**WRITTEN REQUEST:** Return every line of the records below verbatim, omitting the pictures.

**EXERCISE INPUT:**
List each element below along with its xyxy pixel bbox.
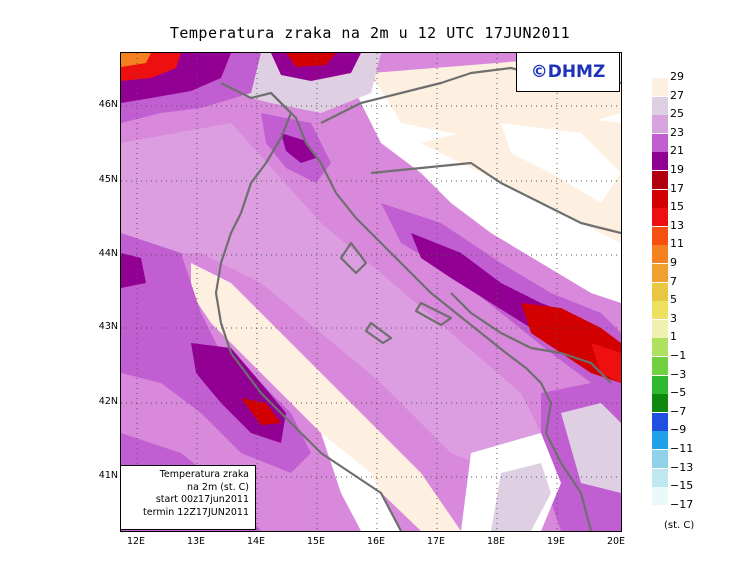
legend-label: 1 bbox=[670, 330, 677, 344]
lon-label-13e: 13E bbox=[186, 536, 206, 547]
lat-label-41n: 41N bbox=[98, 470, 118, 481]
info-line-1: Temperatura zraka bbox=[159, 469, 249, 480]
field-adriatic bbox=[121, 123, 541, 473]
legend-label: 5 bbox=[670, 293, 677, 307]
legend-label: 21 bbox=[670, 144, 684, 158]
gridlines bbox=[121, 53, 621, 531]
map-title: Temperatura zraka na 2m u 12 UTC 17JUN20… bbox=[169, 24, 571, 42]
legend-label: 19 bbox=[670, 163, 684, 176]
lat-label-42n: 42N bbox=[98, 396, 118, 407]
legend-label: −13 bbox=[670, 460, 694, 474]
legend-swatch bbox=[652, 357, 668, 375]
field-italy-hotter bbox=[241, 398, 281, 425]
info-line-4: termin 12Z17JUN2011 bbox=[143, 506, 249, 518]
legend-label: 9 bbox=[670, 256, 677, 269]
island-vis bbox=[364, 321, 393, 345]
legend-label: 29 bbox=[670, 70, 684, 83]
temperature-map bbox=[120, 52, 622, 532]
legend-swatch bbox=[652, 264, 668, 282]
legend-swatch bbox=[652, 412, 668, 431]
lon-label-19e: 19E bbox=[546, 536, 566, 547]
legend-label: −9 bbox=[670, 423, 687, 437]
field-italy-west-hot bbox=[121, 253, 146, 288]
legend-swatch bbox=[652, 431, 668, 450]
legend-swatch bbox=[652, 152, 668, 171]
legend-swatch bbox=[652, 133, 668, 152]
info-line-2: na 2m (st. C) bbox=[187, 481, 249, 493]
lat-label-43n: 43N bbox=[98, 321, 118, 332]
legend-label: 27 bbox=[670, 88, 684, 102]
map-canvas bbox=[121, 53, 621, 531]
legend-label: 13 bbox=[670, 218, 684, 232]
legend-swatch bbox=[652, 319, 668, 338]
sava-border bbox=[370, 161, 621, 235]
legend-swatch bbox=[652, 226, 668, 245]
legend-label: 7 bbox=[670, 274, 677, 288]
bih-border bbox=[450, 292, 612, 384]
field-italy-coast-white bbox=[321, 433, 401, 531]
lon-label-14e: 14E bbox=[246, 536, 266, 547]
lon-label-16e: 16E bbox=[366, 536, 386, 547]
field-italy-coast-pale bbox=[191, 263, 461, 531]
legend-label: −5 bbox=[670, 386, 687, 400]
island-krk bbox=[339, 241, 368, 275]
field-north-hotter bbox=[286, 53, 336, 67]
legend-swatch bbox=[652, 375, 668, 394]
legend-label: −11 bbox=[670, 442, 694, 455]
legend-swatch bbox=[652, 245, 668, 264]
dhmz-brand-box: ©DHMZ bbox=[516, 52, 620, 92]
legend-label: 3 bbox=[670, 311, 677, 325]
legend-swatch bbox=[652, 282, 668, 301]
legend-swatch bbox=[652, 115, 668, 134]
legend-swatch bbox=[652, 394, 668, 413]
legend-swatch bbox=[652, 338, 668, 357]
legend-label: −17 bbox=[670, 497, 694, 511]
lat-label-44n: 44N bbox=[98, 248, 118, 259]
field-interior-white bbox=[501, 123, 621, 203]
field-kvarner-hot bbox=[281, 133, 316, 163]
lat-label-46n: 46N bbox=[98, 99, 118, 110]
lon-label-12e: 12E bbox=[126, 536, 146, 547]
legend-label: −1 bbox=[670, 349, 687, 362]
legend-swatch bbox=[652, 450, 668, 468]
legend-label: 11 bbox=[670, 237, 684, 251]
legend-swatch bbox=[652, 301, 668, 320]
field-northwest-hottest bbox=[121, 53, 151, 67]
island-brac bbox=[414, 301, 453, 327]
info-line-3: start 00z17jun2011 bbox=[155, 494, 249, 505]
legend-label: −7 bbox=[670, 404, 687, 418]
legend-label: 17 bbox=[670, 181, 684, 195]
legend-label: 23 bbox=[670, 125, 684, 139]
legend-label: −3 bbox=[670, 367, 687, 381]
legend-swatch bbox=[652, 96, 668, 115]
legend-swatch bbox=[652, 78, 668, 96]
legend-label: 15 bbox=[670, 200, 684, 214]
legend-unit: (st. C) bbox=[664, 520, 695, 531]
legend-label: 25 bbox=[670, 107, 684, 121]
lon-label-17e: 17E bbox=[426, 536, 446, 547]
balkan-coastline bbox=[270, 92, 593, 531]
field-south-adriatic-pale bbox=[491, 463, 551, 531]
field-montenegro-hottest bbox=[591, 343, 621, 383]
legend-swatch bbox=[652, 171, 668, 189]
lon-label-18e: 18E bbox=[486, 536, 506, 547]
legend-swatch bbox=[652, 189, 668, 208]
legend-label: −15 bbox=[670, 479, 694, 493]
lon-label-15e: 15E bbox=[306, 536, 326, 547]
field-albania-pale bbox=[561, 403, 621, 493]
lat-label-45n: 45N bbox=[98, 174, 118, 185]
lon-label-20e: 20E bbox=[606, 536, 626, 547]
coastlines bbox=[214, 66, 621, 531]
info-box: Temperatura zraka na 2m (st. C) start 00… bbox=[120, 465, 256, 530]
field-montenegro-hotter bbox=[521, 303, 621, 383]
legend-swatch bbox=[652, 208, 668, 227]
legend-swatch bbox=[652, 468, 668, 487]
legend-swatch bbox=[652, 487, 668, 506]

**ANSWER TO THE TASK:**
List each element below along with its xyxy pixel bbox.
legend-label: 1 bbox=[670, 330, 677, 344]
lon-label-13e: 13E bbox=[186, 536, 206, 547]
lat-label-41n: 41N bbox=[98, 470, 118, 481]
info-line-1: Temperatura zraka bbox=[159, 469, 249, 480]
field-adriatic bbox=[121, 123, 541, 473]
legend-label: 5 bbox=[670, 293, 677, 307]
legend-label: 21 bbox=[670, 144, 684, 158]
gridlines bbox=[121, 53, 621, 531]
map-title: Temperatura zraka na 2m u 12 UTC 17JUN20… bbox=[169, 24, 571, 42]
legend-label: 19 bbox=[670, 163, 684, 176]
lat-label-42n: 42N bbox=[98, 396, 118, 407]
legend-label: −13 bbox=[670, 460, 694, 474]
legend-swatch bbox=[652, 357, 668, 375]
field-italy-hotter bbox=[241, 398, 281, 425]
info-line-4: termin 12Z17JUN2011 bbox=[143, 506, 249, 518]
legend-label: 9 bbox=[670, 256, 677, 269]
island-vis bbox=[364, 321, 393, 345]
legend-label: 29 bbox=[670, 70, 684, 83]
temperature-map bbox=[120, 52, 622, 532]
legend-swatch bbox=[652, 264, 668, 282]
legend-swatch bbox=[652, 412, 668, 431]
lon-label-19e: 19E bbox=[546, 536, 566, 547]
legend-label: −9 bbox=[670, 423, 687, 437]
field-italy-west-hot bbox=[121, 253, 146, 288]
legend-swatch bbox=[652, 431, 668, 450]
legend-swatch bbox=[652, 152, 668, 171]
legend-swatch bbox=[652, 133, 668, 152]
info-line-2: na 2m (st. C) bbox=[187, 481, 249, 493]
lat-label-43n: 43N bbox=[98, 321, 118, 332]
legend-label: 27 bbox=[670, 88, 684, 102]
map-canvas bbox=[121, 53, 621, 531]
legend-label: 13 bbox=[670, 218, 684, 232]
legend-swatch bbox=[652, 319, 668, 338]
sava-border bbox=[370, 161, 621, 235]
legend-swatch bbox=[652, 226, 668, 245]
legend-label: 7 bbox=[670, 274, 677, 288]
bih-border bbox=[450, 292, 612, 384]
field-italy-coast-white bbox=[321, 433, 401, 531]
lon-label-14e: 14E bbox=[246, 536, 266, 547]
lon-label-16e: 16E bbox=[366, 536, 386, 547]
field-italy-coast-pale bbox=[191, 263, 461, 531]
legend-label: −5 bbox=[670, 386, 687, 400]
island-krk bbox=[339, 241, 368, 275]
field-north-hotter bbox=[286, 53, 336, 67]
legend-swatch bbox=[652, 375, 668, 394]
legend-label: −11 bbox=[670, 442, 694, 455]
legend-swatch bbox=[652, 245, 668, 264]
dhmz-brand-box: ©DHMZ bbox=[516, 52, 620, 92]
legend-label: 3 bbox=[670, 311, 677, 325]
legend-swatch bbox=[652, 282, 668, 301]
legend-swatch bbox=[652, 115, 668, 134]
legend-swatch bbox=[652, 394, 668, 413]
legend-swatch bbox=[652, 338, 668, 357]
legend-label: −17 bbox=[670, 497, 694, 511]
lat-label-44n: 44N bbox=[98, 248, 118, 259]
field-interior-white bbox=[501, 123, 621, 203]
field-kvarner-hot bbox=[281, 133, 316, 163]
lat-label-46n: 46N bbox=[98, 99, 118, 110]
lon-label-12e: 12E bbox=[126, 536, 146, 547]
legend-label: −1 bbox=[670, 349, 687, 362]
legend-swatch bbox=[652, 450, 668, 468]
legend-label: 11 bbox=[670, 237, 684, 251]
legend-swatch bbox=[652, 301, 668, 320]
field-northwest-hottest bbox=[121, 53, 151, 67]
island-brac bbox=[414, 301, 453, 327]
info-line-3: start 00z17jun2011 bbox=[155, 494, 249, 505]
legend-label: −7 bbox=[670, 404, 687, 418]
legend-label: 17 bbox=[670, 181, 684, 195]
legend-label: 23 bbox=[670, 125, 684, 139]
legend-label: −3 bbox=[670, 367, 687, 381]
legend-swatch bbox=[652, 96, 668, 115]
legend-swatch bbox=[652, 78, 668, 96]
legend-label: 15 bbox=[670, 200, 684, 214]
legend-unit: (st. C) bbox=[664, 520, 695, 531]
legend-label: 25 bbox=[670, 107, 684, 121]
lon-label-17e: 17E bbox=[426, 536, 446, 547]
balkan-coastline bbox=[270, 92, 593, 531]
field-south-adriatic-pale bbox=[491, 463, 551, 531]
field-montenegro-hottest bbox=[591, 343, 621, 383]
legend-swatch bbox=[652, 171, 668, 189]
lon-label-18e: 18E bbox=[486, 536, 506, 547]
legend-swatch bbox=[652, 189, 668, 208]
legend-label: −15 bbox=[670, 479, 694, 493]
lon-label-15e: 15E bbox=[306, 536, 326, 547]
field-albania-pale bbox=[561, 403, 621, 493]
lat-label-45n: 45N bbox=[98, 174, 118, 185]
lon-label-20e: 20E bbox=[606, 536, 626, 547]
coastlines bbox=[214, 66, 621, 531]
info-box: Temperatura zraka na 2m (st. C) start 00… bbox=[120, 465, 256, 530]
field-montenegro-hotter bbox=[521, 303, 621, 383]
legend-swatch bbox=[652, 208, 668, 227]
legend-swatch bbox=[652, 468, 668, 487]
legend-swatch bbox=[652, 487, 668, 506]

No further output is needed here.